__INSTRUCTIONS TO FOLLOW__
Without the pictures, copy all the entries below exactly.

__RAW RECORDS__
● ● ● ● ● ● ●
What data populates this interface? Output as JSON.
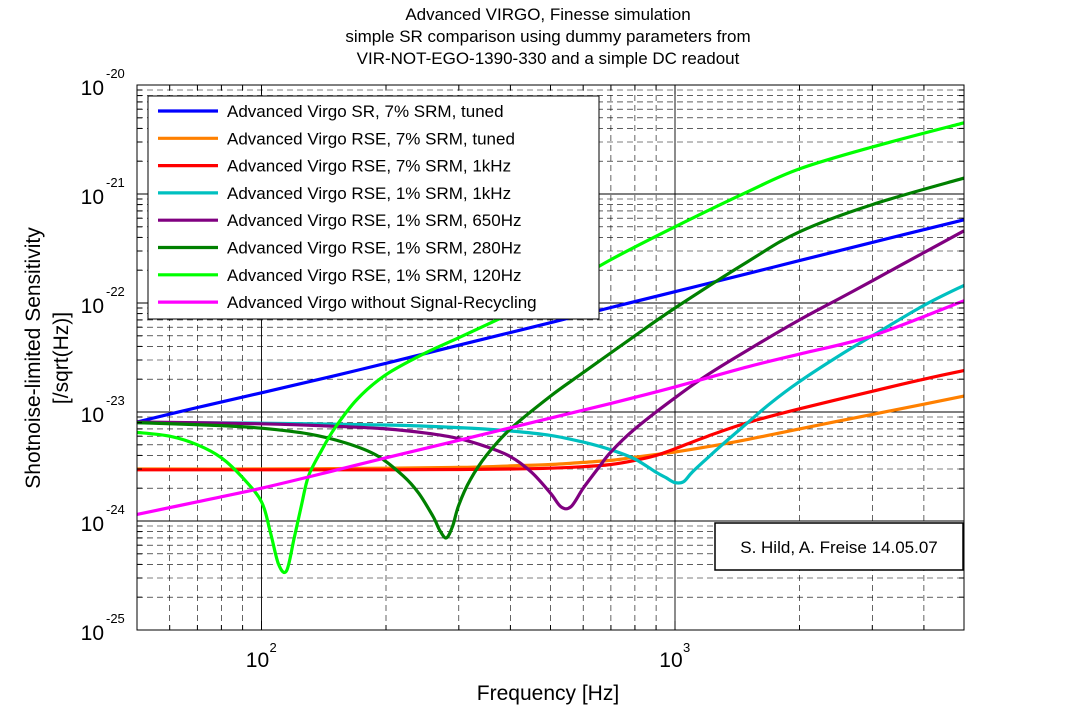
{
  "chart_data": {
    "type": "line",
    "title": [
      "Advanced VIRGO, Finesse simulation",
      "simple SR comparison using dummy parameters from",
      "VIR-NOT-EGO-1390-330 and a simple DC readout"
    ],
    "xlabel": "Frequency [Hz]",
    "ylabel": [
      "Shotnoise-limited Sensitivity",
      "[/sqrt(Hz)]"
    ],
    "xscale": "log",
    "yscale": "log",
    "xlim": [
      50,
      5000
    ],
    "ylim": [
      1e-25,
      1e-20
    ],
    "xticks": [
      {
        "value": 100,
        "base": "10",
        "exp": "2"
      },
      {
        "value": 1000,
        "base": "10",
        "exp": "3"
      }
    ],
    "yticks": [
      {
        "value": 1e-25,
        "base": "10",
        "exp": "-25"
      },
      {
        "value": 1e-24,
        "base": "10",
        "exp": "-24"
      },
      {
        "value": 1e-23,
        "base": "10",
        "exp": "-23"
      },
      {
        "value": 1e-22,
        "base": "10",
        "exp": "-22"
      },
      {
        "value": 1e-21,
        "base": "10",
        "exp": "-21"
      },
      {
        "value": 1e-20,
        "base": "10",
        "exp": "-20"
      }
    ],
    "grid": true,
    "legend_position": "top-left",
    "annotation": "S. Hild, A. Freise 14.05.07",
    "series": [
      {
        "name": "Advanced Virgo SR, 7% SRM, tuned",
        "color": "#0000ff",
        "x": [
          50,
          70,
          100,
          150,
          200,
          300,
          500,
          700,
          1000,
          1500,
          2000,
          3000,
          5000
        ],
        "y": [
          8.1e-24,
          1.1e-23,
          1.5e-23,
          2.15e-23,
          2.8e-23,
          4.1e-23,
          6.6e-23,
          9.1e-23,
          1.27e-22,
          1.86e-22,
          2.45e-22,
          3.6e-22,
          5.8e-22
        ]
      },
      {
        "name": "Advanced Virgo RSE, 7% SRM, tuned",
        "color": "#ff8000",
        "x": [
          50,
          100,
          200,
          300,
          400,
          500,
          600,
          700,
          800,
          1000,
          1200,
          1500,
          2000,
          3000,
          4000,
          5000
        ],
        "y": [
          3e-24,
          3e-24,
          3.05e-24,
          3.1e-24,
          3.2e-24,
          3.3e-24,
          3.45e-24,
          3.6e-24,
          3.85e-24,
          4.3e-24,
          4.8e-24,
          5.6e-24,
          7e-24,
          9.5e-24,
          1.18e-23,
          1.4e-23
        ]
      },
      {
        "name": "Advanced Virgo RSE, 7% SRM, 1kHz",
        "color": "#ff0000",
        "x": [
          50,
          100,
          200,
          300,
          400,
          500,
          600,
          700,
          800,
          900,
          1000,
          1200,
          1500,
          2000,
          3000,
          4000,
          5000
        ],
        "y": [
          2.95e-24,
          2.95e-24,
          2.95e-24,
          2.97e-24,
          3e-24,
          3.05e-24,
          3.15e-24,
          3.3e-24,
          3.6e-24,
          4e-24,
          4.6e-24,
          6e-24,
          8e-24,
          1.07e-23,
          1.55e-23,
          2e-23,
          2.4e-23
        ]
      },
      {
        "name": "Advanced Virgo RSE, 1% SRM, 1kHz",
        "color": "#00c0c0",
        "x": [
          50,
          100,
          200,
          300,
          400,
          500,
          600,
          700,
          800,
          900,
          950,
          1000,
          1050,
          1100,
          1200,
          1300,
          1500,
          1700,
          2000,
          2500,
          3000,
          4000,
          5000
        ],
        "y": [
          8e-24,
          7.9e-24,
          7.6e-24,
          7.2e-24,
          6.7e-24,
          6.1e-24,
          5.3e-24,
          4.5e-24,
          3.7e-24,
          2.8e-24,
          2.5e-24,
          2.25e-24,
          2.3e-24,
          2.8e-24,
          3.8e-24,
          5e-24,
          8e-24,
          1.2e-23,
          1.9e-23,
          3.3e-23,
          5e-23,
          9.5e-23,
          1.45e-22
        ]
      },
      {
        "name": "Advanced Virgo RSE, 1% SRM, 650Hz",
        "color": "#800080",
        "x": [
          50,
          100,
          150,
          200,
          250,
          300,
          350,
          400,
          450,
          500,
          530,
          560,
          600,
          650,
          700,
          800,
          1000,
          1200,
          1500,
          2000,
          2500,
          3000,
          4000,
          5000
        ],
        "y": [
          8.1e-24,
          7.8e-24,
          7.4e-24,
          7e-24,
          6.4e-24,
          5.7e-24,
          4.8e-24,
          3.9e-24,
          2.8e-24,
          1.8e-24,
          1.35e-24,
          1.35e-24,
          2e-24,
          3e-24,
          4.3e-24,
          7e-24,
          1.35e-23,
          2.2e-23,
          3.7e-23,
          7e-23,
          1.1e-22,
          1.6e-22,
          2.9e-22,
          4.6e-22
        ]
      },
      {
        "name": "Advanced Virgo RSE, 1% SRM, 280Hz",
        "color": "#008000",
        "x": [
          50,
          80,
          100,
          130,
          160,
          190,
          220,
          240,
          260,
          270,
          280,
          290,
          300,
          320,
          350,
          400,
          500,
          600,
          800,
          1000,
          1500,
          2000,
          3000,
          5000
        ],
        "y": [
          8e-24,
          7.5e-24,
          7.1e-24,
          6.3e-24,
          5.2e-24,
          4e-24,
          2.6e-24,
          1.8e-24,
          1.1e-24,
          8.2e-25,
          7e-25,
          9e-25,
          1.4e-24,
          2.4e-24,
          4e-24,
          7e-24,
          1.4e-23,
          2.3e-23,
          5e-23,
          9e-23,
          2.4e-22,
          4.5e-22,
          8e-22,
          1.4e-21
        ]
      },
      {
        "name": "Advanced Virgo RSE, 1% SRM, 120Hz",
        "color": "#00ff00",
        "x": [
          50,
          60,
          70,
          80,
          90,
          100,
          105,
          110,
          115,
          120,
          125,
          130,
          140,
          150,
          170,
          200,
          250,
          300,
          400,
          500,
          700,
          1000,
          1500,
          2000,
          3000,
          5000
        ],
        "y": [
          6.5e-24,
          6e-24,
          5e-24,
          3.8e-24,
          2.5e-24,
          1.5e-24,
          8e-25,
          4e-25,
          3.5e-25,
          7e-25,
          1.4e-24,
          2.6e-24,
          4.5e-24,
          7e-24,
          1.3e-23,
          2.2e-23,
          3.5e-23,
          4.8e-23,
          8e-23,
          1.2e-22,
          2.5e-22,
          5e-22,
          1.05e-21,
          1.7e-21,
          2.7e-21,
          4.5e-21
        ]
      },
      {
        "name": "Advanced Virgo without Signal-Recycling",
        "color": "#ff00ff",
        "x": [
          50,
          70,
          100,
          150,
          200,
          300,
          500,
          700,
          1000,
          1500,
          2000,
          3000,
          5000
        ],
        "y": [
          1.15e-24,
          1.5e-24,
          2e-24,
          2.9e-24,
          3.8e-24,
          5.5e-24,
          8.8e-24,
          1.2e-23,
          1.7e-23,
          2.6e-23,
          3.4e-23,
          5e-23,
          1.05e-22
        ]
      }
    ]
  }
}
● ● ● ● ● ● ●
__ANSWER TO THIS TASK__
What data populates this interface? Output as JSON.
{
  "chart_data": {
    "type": "line",
    "title": [
      "Advanced VIRGO, Finesse simulation",
      "simple SR comparison using dummy parameters from",
      "VIR-NOT-EGO-1390-330 and a simple DC readout"
    ],
    "xlabel": "Frequency [Hz]",
    "ylabel": [
      "Shotnoise-limited Sensitivity",
      "[/sqrt(Hz)]"
    ],
    "xscale": "log",
    "yscale": "log",
    "xlim": [
      50,
      5000
    ],
    "ylim": [
      1e-25,
      1e-20
    ],
    "xticks": [
      {
        "value": 100,
        "base": "10",
        "exp": "2"
      },
      {
        "value": 1000,
        "base": "10",
        "exp": "3"
      }
    ],
    "yticks": [
      {
        "value": 1e-25,
        "base": "10",
        "exp": "-25"
      },
      {
        "value": 1e-24,
        "base": "10",
        "exp": "-24"
      },
      {
        "value": 1e-23,
        "base": "10",
        "exp": "-23"
      },
      {
        "value": 1e-22,
        "base": "10",
        "exp": "-22"
      },
      {
        "value": 1e-21,
        "base": "10",
        "exp": "-21"
      },
      {
        "value": 1e-20,
        "base": "10",
        "exp": "-20"
      }
    ],
    "grid": true,
    "legend_position": "top-left",
    "annotation": "S. Hild, A. Freise 14.05.07",
    "series": [
      {
        "name": "Advanced Virgo SR, 7% SRM, tuned",
        "color": "#0000ff",
        "x": [
          50,
          70,
          100,
          150,
          200,
          300,
          500,
          700,
          1000,
          1500,
          2000,
          3000,
          5000
        ],
        "y": [
          8.1e-24,
          1.1e-23,
          1.5e-23,
          2.15e-23,
          2.8e-23,
          4.1e-23,
          6.6e-23,
          9.1e-23,
          1.27e-22,
          1.86e-22,
          2.45e-22,
          3.6e-22,
          5.8e-22
        ]
      },
      {
        "name": "Advanced Virgo RSE, 7% SRM, tuned",
        "color": "#ff8000",
        "x": [
          50,
          100,
          200,
          300,
          400,
          500,
          600,
          700,
          800,
          1000,
          1200,
          1500,
          2000,
          3000,
          4000,
          5000
        ],
        "y": [
          3e-24,
          3e-24,
          3.05e-24,
          3.1e-24,
          3.2e-24,
          3.3e-24,
          3.45e-24,
          3.6e-24,
          3.85e-24,
          4.3e-24,
          4.8e-24,
          5.6e-24,
          7e-24,
          9.5e-24,
          1.18e-23,
          1.4e-23
        ]
      },
      {
        "name": "Advanced Virgo RSE, 7% SRM, 1kHz",
        "color": "#ff0000",
        "x": [
          50,
          100,
          200,
          300,
          400,
          500,
          600,
          700,
          800,
          900,
          1000,
          1200,
          1500,
          2000,
          3000,
          4000,
          5000
        ],
        "y": [
          2.95e-24,
          2.95e-24,
          2.95e-24,
          2.97e-24,
          3e-24,
          3.05e-24,
          3.15e-24,
          3.3e-24,
          3.6e-24,
          4e-24,
          4.6e-24,
          6e-24,
          8e-24,
          1.07e-23,
          1.55e-23,
          2e-23,
          2.4e-23
        ]
      },
      {
        "name": "Advanced Virgo RSE, 1% SRM, 1kHz",
        "color": "#00c0c0",
        "x": [
          50,
          100,
          200,
          300,
          400,
          500,
          600,
          700,
          800,
          900,
          950,
          1000,
          1050,
          1100,
          1200,
          1300,
          1500,
          1700,
          2000,
          2500,
          3000,
          4000,
          5000
        ],
        "y": [
          8e-24,
          7.9e-24,
          7.6e-24,
          7.2e-24,
          6.7e-24,
          6.1e-24,
          5.3e-24,
          4.5e-24,
          3.7e-24,
          2.8e-24,
          2.5e-24,
          2.25e-24,
          2.3e-24,
          2.8e-24,
          3.8e-24,
          5e-24,
          8e-24,
          1.2e-23,
          1.9e-23,
          3.3e-23,
          5e-23,
          9.5e-23,
          1.45e-22
        ]
      },
      {
        "name": "Advanced Virgo RSE, 1% SRM, 650Hz",
        "color": "#800080",
        "x": [
          50,
          100,
          150,
          200,
          250,
          300,
          350,
          400,
          450,
          500,
          530,
          560,
          600,
          650,
          700,
          800,
          1000,
          1200,
          1500,
          2000,
          2500,
          3000,
          4000,
          5000
        ],
        "y": [
          8.1e-24,
          7.8e-24,
          7.4e-24,
          7e-24,
          6.4e-24,
          5.7e-24,
          4.8e-24,
          3.9e-24,
          2.8e-24,
          1.8e-24,
          1.35e-24,
          1.35e-24,
          2e-24,
          3e-24,
          4.3e-24,
          7e-24,
          1.35e-23,
          2.2e-23,
          3.7e-23,
          7e-23,
          1.1e-22,
          1.6e-22,
          2.9e-22,
          4.6e-22
        ]
      },
      {
        "name": "Advanced Virgo RSE, 1% SRM, 280Hz",
        "color": "#008000",
        "x": [
          50,
          80,
          100,
          130,
          160,
          190,
          220,
          240,
          260,
          270,
          280,
          290,
          300,
          320,
          350,
          400,
          500,
          600,
          800,
          1000,
          1500,
          2000,
          3000,
          5000
        ],
        "y": [
          8e-24,
          7.5e-24,
          7.1e-24,
          6.3e-24,
          5.2e-24,
          4e-24,
          2.6e-24,
          1.8e-24,
          1.1e-24,
          8.2e-25,
          7e-25,
          9e-25,
          1.4e-24,
          2.4e-24,
          4e-24,
          7e-24,
          1.4e-23,
          2.3e-23,
          5e-23,
          9e-23,
          2.4e-22,
          4.5e-22,
          8e-22,
          1.4e-21
        ]
      },
      {
        "name": "Advanced Virgo RSE, 1% SRM, 120Hz",
        "color": "#00ff00",
        "x": [
          50,
          60,
          70,
          80,
          90,
          100,
          105,
          110,
          115,
          120,
          125,
          130,
          140,
          150,
          170,
          200,
          250,
          300,
          400,
          500,
          700,
          1000,
          1500,
          2000,
          3000,
          5000
        ],
        "y": [
          6.5e-24,
          6e-24,
          5e-24,
          3.8e-24,
          2.5e-24,
          1.5e-24,
          8e-25,
          4e-25,
          3.5e-25,
          7e-25,
          1.4e-24,
          2.6e-24,
          4.5e-24,
          7e-24,
          1.3e-23,
          2.2e-23,
          3.5e-23,
          4.8e-23,
          8e-23,
          1.2e-22,
          2.5e-22,
          5e-22,
          1.05e-21,
          1.7e-21,
          2.7e-21,
          4.5e-21
        ]
      },
      {
        "name": "Advanced Virgo without Signal-Recycling",
        "color": "#ff00ff",
        "x": [
          50,
          70,
          100,
          150,
          200,
          300,
          500,
          700,
          1000,
          1500,
          2000,
          3000,
          5000
        ],
        "y": [
          1.15e-24,
          1.5e-24,
          2e-24,
          2.9e-24,
          3.8e-24,
          5.5e-24,
          8.8e-24,
          1.2e-23,
          1.7e-23,
          2.6e-23,
          3.4e-23,
          5e-23,
          1.05e-22
        ]
      }
    ]
  }
}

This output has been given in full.